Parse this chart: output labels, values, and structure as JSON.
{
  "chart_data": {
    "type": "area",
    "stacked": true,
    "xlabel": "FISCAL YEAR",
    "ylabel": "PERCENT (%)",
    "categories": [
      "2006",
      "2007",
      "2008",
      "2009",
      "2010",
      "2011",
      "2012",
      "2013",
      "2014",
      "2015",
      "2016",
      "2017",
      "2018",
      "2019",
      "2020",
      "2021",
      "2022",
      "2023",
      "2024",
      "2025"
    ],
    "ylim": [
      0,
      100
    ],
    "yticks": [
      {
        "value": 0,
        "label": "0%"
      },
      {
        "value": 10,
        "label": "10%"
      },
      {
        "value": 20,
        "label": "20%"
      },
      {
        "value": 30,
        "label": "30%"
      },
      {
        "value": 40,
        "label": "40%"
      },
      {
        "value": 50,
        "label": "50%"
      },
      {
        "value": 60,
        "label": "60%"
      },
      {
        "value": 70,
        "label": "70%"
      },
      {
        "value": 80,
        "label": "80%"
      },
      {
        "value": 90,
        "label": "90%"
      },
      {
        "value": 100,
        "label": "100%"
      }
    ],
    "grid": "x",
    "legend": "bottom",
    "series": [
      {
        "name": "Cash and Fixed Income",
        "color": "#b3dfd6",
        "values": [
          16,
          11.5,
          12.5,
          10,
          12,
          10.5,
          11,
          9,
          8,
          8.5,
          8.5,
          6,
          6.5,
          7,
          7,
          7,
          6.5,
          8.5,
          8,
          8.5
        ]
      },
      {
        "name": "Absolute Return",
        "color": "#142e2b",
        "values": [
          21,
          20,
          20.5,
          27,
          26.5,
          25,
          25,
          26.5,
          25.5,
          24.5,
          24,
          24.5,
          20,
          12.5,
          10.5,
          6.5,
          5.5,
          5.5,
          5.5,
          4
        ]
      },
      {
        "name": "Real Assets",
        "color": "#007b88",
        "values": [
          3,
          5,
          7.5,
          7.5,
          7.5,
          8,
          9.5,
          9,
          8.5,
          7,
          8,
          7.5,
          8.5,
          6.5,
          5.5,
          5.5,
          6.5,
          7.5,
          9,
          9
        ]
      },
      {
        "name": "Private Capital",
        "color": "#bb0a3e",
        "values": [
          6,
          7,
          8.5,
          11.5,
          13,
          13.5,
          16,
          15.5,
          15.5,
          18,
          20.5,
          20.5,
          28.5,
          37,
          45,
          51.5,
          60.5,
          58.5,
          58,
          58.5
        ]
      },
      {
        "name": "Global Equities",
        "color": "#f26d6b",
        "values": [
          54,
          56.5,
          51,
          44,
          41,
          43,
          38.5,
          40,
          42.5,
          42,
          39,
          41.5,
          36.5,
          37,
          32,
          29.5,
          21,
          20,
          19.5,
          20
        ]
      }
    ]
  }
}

__________________________________________________

Requirement -> Would you reproduce the material above in full, exactly as given?

Solved problem ->
Parse this chart: output labels, values, and structure as JSON.
{
  "chart_data": {
    "type": "area",
    "stacked": true,
    "xlabel": "FISCAL YEAR",
    "ylabel": "PERCENT (%)",
    "categories": [
      "2006",
      "2007",
      "2008",
      "2009",
      "2010",
      "2011",
      "2012",
      "2013",
      "2014",
      "2015",
      "2016",
      "2017",
      "2018",
      "2019",
      "2020",
      "2021",
      "2022",
      "2023",
      "2024",
      "2025"
    ],
    "ylim": [
      0,
      100
    ],
    "yticks": [
      {
        "value": 0,
        "label": "0%"
      },
      {
        "value": 10,
        "label": "10%"
      },
      {
        "value": 20,
        "label": "20%"
      },
      {
        "value": 30,
        "label": "30%"
      },
      {
        "value": 40,
        "label": "40%"
      },
      {
        "value": 50,
        "label": "50%"
      },
      {
        "value": 60,
        "label": "60%"
      },
      {
        "value": 70,
        "label": "70%"
      },
      {
        "value": 80,
        "label": "80%"
      },
      {
        "value": 90,
        "label": "90%"
      },
      {
        "value": 100,
        "label": "100%"
      }
    ],
    "grid": "x",
    "legend": "bottom",
    "series": [
      {
        "name": "Cash and Fixed Income",
        "color": "#b3dfd6",
        "values": [
          16,
          11.5,
          12.5,
          10,
          12,
          10.5,
          11,
          9,
          8,
          8.5,
          8.5,
          6,
          6.5,
          7,
          7,
          7,
          6.5,
          8.5,
          8,
          8.5
        ]
      },
      {
        "name": "Absolute Return",
        "color": "#142e2b",
        "values": [
          21,
          20,
          20.5,
          27,
          26.5,
          25,
          25,
          26.5,
          25.5,
          24.5,
          24,
          24.5,
          20,
          12.5,
          10.5,
          6.5,
          5.5,
          5.5,
          5.5,
          4
        ]
      },
      {
        "name": "Real Assets",
        "color": "#007b88",
        "values": [
          3,
          5,
          7.5,
          7.5,
          7.5,
          8,
          9.5,
          9,
          8.5,
          7,
          8,
          7.5,
          8.5,
          6.5,
          5.5,
          5.5,
          6.5,
          7.5,
          9,
          9
        ]
      },
      {
        "name": "Private Capital",
        "color": "#bb0a3e",
        "values": [
          6,
          7,
          8.5,
          11.5,
          13,
          13.5,
          16,
          15.5,
          15.5,
          18,
          20.5,
          20.5,
          28.5,
          37,
          45,
          51.5,
          60.5,
          58.5,
          58,
          58.5
        ]
      },
      {
        "name": "Global Equities",
        "color": "#f26d6b",
        "values": [
          54,
          56.5,
          51,
          44,
          41,
          43,
          38.5,
          40,
          42.5,
          42,
          39,
          41.5,
          36.5,
          37,
          32,
          29.5,
          21,
          20,
          19.5,
          20
        ]
      }
    ]
  }
}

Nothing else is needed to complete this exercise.